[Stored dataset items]
>> Begin
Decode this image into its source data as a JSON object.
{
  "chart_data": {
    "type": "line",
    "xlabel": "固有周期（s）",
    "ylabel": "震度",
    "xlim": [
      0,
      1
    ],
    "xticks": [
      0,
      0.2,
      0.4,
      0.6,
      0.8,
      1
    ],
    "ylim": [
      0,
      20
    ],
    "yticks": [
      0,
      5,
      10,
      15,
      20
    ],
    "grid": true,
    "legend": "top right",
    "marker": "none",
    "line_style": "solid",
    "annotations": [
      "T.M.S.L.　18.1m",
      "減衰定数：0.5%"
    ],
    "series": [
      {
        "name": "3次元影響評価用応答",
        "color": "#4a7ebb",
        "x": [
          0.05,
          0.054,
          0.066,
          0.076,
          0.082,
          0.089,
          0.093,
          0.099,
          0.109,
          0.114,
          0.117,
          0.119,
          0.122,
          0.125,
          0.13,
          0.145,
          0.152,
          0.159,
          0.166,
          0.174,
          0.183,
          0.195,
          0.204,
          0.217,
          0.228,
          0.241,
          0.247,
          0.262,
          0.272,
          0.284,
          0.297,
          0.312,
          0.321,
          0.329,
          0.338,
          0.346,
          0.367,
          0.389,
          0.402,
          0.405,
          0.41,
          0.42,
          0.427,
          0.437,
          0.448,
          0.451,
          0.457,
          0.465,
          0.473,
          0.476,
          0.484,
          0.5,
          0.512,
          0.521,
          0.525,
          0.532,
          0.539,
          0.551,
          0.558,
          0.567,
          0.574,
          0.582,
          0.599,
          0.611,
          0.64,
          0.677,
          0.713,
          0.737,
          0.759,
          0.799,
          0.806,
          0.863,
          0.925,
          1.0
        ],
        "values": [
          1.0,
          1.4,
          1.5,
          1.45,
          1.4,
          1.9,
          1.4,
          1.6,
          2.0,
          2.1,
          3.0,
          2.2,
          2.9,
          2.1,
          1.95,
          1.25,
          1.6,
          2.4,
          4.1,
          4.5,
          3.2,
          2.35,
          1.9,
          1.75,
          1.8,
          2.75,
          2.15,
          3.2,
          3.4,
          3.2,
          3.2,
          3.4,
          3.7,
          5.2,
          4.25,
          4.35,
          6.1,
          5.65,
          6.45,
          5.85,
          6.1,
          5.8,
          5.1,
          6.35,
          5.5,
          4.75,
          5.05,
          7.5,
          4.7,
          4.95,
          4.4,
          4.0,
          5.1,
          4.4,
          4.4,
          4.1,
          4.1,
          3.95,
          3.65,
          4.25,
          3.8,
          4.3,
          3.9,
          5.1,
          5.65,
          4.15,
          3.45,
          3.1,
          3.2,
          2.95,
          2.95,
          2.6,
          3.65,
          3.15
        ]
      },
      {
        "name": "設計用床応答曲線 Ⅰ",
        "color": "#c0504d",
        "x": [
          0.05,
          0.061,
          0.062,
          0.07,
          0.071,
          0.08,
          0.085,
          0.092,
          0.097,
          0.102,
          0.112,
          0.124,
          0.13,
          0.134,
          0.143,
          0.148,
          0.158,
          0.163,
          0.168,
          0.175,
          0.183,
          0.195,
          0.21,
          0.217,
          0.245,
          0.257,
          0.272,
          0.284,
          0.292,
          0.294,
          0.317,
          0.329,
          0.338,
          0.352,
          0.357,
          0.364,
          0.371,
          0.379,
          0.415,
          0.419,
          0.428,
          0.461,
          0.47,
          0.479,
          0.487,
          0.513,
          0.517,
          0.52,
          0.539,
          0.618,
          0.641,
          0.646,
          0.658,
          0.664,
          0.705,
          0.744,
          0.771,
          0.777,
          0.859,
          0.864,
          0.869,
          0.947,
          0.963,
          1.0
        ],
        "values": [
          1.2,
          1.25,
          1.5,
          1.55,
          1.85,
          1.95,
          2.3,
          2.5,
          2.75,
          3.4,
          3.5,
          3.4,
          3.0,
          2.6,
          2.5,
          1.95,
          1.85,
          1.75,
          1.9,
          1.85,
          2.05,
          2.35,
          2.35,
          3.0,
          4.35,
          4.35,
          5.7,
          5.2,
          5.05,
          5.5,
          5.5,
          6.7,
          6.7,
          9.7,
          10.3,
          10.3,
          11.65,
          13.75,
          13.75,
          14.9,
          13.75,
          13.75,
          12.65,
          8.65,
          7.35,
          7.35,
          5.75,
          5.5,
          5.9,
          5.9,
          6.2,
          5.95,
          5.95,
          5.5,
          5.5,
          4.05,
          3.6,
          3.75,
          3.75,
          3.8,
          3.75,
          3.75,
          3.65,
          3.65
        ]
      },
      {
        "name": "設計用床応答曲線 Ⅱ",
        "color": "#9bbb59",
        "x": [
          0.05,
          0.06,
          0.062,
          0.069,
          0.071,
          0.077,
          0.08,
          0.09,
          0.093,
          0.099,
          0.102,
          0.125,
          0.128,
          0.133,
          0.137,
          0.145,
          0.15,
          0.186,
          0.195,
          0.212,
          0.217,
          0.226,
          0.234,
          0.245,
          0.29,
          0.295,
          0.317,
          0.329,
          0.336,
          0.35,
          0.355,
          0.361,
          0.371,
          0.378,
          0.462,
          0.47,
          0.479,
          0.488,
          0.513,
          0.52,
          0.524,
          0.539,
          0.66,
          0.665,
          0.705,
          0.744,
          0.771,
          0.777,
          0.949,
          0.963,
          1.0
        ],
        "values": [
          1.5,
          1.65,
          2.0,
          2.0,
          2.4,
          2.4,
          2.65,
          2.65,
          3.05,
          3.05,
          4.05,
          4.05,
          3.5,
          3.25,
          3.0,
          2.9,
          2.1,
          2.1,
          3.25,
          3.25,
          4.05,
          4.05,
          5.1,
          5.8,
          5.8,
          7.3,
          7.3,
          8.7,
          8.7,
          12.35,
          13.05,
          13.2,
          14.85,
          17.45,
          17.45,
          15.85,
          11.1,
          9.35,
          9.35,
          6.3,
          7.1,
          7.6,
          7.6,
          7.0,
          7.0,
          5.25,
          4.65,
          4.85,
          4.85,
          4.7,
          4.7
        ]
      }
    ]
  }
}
>> End
Problem to solve: Gather up the lines that contain the word "color".

Exercise result:
        "color": "#4a7ebb",
        "color": "#c0504d",
        "color": "#9bbb59",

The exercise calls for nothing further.